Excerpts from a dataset
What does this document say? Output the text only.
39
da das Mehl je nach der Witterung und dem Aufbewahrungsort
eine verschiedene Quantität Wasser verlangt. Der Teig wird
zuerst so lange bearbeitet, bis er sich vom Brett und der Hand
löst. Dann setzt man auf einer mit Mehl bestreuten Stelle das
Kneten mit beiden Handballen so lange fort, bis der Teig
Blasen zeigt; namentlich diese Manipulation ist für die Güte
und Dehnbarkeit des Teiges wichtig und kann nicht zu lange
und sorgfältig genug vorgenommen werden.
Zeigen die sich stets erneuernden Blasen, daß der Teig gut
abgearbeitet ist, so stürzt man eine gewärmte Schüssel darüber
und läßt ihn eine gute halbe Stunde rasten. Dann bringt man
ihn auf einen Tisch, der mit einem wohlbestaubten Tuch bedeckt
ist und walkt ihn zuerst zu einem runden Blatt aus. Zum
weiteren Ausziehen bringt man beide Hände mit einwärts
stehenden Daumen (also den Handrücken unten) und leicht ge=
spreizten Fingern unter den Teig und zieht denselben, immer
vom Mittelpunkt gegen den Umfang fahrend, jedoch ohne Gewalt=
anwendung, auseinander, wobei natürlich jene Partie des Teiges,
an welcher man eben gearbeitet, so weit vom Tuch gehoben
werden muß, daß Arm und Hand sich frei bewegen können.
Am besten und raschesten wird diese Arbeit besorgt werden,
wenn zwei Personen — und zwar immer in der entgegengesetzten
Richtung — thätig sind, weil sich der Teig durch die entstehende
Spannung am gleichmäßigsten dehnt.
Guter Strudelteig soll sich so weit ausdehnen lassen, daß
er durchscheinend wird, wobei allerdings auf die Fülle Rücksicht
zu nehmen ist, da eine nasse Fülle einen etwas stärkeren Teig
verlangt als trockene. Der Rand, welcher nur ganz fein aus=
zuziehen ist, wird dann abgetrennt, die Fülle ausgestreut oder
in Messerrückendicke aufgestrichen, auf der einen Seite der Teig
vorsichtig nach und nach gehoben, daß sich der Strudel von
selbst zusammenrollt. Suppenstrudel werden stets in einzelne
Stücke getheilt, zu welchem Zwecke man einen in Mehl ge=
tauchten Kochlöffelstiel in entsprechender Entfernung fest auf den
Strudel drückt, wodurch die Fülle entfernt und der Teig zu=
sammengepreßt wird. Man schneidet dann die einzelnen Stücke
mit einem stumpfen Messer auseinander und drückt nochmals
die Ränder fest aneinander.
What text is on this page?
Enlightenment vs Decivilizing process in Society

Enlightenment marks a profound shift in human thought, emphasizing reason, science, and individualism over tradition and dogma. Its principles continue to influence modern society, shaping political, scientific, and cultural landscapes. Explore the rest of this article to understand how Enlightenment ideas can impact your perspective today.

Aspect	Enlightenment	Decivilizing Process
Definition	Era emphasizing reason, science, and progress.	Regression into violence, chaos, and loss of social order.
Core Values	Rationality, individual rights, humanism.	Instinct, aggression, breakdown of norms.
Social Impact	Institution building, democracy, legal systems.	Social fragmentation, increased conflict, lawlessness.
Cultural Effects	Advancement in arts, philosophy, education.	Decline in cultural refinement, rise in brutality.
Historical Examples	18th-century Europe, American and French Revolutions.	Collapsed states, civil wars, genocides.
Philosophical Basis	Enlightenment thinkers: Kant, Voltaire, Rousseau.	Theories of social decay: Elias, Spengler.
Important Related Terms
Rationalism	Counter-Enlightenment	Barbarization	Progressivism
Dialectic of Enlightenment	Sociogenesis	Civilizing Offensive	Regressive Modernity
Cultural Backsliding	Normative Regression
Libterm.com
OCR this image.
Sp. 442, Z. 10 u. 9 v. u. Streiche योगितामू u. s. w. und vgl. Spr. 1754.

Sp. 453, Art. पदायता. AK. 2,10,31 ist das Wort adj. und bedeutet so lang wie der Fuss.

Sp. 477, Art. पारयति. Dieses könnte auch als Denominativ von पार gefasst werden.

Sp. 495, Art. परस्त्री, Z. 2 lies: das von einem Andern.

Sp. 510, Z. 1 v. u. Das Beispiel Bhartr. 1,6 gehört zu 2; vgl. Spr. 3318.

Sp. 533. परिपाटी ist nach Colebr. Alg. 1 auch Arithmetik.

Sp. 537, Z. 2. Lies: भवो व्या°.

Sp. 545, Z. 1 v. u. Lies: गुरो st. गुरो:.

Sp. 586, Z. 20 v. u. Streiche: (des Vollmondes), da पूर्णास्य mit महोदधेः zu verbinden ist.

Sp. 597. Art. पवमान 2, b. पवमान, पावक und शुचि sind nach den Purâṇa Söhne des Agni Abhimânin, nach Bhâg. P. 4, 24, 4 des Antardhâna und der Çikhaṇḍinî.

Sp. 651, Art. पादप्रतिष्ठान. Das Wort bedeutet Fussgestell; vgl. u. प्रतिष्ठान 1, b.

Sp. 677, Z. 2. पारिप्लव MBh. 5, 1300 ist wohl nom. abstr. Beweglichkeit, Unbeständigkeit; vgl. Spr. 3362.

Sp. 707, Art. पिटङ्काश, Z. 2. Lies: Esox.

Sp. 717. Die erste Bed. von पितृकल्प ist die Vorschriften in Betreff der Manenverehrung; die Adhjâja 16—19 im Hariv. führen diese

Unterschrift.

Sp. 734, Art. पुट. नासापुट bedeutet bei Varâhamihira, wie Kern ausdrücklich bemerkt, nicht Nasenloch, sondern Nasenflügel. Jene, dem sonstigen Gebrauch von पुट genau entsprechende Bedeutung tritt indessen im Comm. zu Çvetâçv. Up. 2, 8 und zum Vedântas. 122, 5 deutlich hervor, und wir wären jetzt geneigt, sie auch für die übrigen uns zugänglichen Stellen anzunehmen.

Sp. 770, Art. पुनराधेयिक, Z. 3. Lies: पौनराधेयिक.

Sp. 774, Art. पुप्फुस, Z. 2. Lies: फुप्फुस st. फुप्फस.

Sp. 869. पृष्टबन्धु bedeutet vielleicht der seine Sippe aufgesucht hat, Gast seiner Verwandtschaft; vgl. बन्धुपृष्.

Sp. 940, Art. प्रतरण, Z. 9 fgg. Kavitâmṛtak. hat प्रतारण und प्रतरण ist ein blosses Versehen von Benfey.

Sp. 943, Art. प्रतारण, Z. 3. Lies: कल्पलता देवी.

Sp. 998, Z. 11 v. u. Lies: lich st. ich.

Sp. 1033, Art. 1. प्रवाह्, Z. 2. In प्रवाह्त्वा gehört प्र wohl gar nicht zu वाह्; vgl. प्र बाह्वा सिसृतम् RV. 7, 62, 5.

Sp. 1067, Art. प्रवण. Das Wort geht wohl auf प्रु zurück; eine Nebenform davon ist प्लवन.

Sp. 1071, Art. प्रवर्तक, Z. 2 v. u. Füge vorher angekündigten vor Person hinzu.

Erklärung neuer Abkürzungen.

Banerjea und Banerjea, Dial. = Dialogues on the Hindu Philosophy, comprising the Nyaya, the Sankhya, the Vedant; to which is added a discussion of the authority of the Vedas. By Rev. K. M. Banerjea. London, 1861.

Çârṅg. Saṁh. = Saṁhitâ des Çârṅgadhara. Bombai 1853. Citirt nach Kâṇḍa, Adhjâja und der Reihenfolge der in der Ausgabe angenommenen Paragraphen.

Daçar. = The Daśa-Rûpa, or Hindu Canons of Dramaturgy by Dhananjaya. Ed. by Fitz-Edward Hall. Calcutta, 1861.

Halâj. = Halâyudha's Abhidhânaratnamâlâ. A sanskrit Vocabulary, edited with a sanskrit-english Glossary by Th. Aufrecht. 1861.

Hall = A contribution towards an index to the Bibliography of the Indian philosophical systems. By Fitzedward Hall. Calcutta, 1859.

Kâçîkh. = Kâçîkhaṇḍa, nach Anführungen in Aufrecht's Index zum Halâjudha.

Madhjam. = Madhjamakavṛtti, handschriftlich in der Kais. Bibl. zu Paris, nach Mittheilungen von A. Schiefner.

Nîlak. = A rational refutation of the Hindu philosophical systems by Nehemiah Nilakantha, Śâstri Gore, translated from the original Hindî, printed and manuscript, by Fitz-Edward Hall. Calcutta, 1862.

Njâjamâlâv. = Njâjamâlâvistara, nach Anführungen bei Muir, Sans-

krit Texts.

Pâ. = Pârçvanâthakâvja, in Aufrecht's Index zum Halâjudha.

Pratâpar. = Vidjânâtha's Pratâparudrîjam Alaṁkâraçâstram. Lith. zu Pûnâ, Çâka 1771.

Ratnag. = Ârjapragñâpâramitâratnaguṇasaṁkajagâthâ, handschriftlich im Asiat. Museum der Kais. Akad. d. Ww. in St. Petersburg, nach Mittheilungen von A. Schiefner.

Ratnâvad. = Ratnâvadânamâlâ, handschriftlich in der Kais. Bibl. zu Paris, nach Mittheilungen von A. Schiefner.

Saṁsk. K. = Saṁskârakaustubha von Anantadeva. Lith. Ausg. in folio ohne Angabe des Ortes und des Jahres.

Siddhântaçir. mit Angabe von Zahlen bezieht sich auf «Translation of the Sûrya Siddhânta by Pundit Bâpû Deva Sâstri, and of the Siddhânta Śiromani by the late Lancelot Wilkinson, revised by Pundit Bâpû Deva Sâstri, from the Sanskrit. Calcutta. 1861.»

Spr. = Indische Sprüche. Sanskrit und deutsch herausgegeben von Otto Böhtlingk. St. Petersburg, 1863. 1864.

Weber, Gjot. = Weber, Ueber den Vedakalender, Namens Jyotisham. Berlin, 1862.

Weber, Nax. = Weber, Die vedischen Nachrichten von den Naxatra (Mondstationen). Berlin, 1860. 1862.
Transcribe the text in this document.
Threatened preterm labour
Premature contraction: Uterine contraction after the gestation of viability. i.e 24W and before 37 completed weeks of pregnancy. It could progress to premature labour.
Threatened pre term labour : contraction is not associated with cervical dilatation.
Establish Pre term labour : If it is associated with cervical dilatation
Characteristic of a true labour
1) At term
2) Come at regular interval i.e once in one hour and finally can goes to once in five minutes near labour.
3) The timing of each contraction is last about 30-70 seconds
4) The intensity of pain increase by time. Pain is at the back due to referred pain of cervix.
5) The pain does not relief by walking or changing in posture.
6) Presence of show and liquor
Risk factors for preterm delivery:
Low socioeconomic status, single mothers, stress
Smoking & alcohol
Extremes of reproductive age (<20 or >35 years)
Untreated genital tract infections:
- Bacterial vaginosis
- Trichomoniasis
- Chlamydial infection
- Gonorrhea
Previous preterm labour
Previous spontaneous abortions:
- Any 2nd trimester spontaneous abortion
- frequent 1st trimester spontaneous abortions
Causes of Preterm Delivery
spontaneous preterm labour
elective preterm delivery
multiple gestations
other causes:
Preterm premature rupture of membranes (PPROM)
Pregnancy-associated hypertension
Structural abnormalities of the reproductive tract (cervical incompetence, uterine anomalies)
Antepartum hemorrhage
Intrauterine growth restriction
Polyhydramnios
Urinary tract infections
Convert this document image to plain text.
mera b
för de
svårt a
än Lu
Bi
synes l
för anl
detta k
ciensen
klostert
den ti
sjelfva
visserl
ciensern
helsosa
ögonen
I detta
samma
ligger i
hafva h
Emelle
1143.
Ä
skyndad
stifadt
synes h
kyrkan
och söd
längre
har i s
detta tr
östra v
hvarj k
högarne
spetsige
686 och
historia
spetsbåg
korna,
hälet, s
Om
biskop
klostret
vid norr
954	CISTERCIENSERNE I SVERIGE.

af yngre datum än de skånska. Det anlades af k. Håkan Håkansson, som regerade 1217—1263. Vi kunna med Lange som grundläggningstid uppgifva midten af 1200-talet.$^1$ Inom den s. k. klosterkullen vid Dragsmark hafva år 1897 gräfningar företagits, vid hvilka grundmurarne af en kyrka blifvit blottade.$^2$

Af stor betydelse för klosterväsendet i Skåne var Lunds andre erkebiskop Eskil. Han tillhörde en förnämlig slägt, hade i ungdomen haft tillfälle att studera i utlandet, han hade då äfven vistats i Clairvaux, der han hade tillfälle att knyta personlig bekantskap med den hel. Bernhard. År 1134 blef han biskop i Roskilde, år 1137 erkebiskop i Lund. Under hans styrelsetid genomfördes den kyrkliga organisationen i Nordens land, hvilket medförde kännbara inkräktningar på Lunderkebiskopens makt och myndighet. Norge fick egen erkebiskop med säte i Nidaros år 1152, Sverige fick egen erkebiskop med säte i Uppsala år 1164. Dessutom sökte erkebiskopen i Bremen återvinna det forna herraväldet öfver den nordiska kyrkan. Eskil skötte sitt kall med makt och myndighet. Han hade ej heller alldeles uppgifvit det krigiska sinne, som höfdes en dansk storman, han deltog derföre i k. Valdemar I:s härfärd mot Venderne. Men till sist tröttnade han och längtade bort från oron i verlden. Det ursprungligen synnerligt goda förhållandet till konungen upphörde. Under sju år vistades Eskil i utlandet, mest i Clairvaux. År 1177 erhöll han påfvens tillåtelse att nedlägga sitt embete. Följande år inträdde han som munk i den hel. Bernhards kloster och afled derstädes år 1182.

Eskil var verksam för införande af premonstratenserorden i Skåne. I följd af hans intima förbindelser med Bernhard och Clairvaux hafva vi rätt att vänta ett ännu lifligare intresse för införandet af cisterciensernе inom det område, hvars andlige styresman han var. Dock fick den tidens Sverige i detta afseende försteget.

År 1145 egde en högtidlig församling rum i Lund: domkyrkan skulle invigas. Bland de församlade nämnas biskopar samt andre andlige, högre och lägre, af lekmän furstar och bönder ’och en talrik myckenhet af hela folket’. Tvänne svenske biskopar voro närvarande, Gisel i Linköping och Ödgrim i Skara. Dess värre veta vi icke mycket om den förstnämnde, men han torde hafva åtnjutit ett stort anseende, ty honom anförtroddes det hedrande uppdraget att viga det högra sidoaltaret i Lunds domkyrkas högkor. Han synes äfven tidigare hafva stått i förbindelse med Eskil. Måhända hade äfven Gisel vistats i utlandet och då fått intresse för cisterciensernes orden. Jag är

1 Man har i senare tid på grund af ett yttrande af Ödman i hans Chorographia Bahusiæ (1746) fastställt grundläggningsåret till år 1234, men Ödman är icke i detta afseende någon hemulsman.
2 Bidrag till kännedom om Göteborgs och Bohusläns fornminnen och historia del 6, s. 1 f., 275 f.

Task item
Look over the records above and copy each line that includes the string "Decivilizing".

Exercise answer
Enlightenment vs Decivilizing process in Society
Aspect	Enlightenment	Decivilizing Process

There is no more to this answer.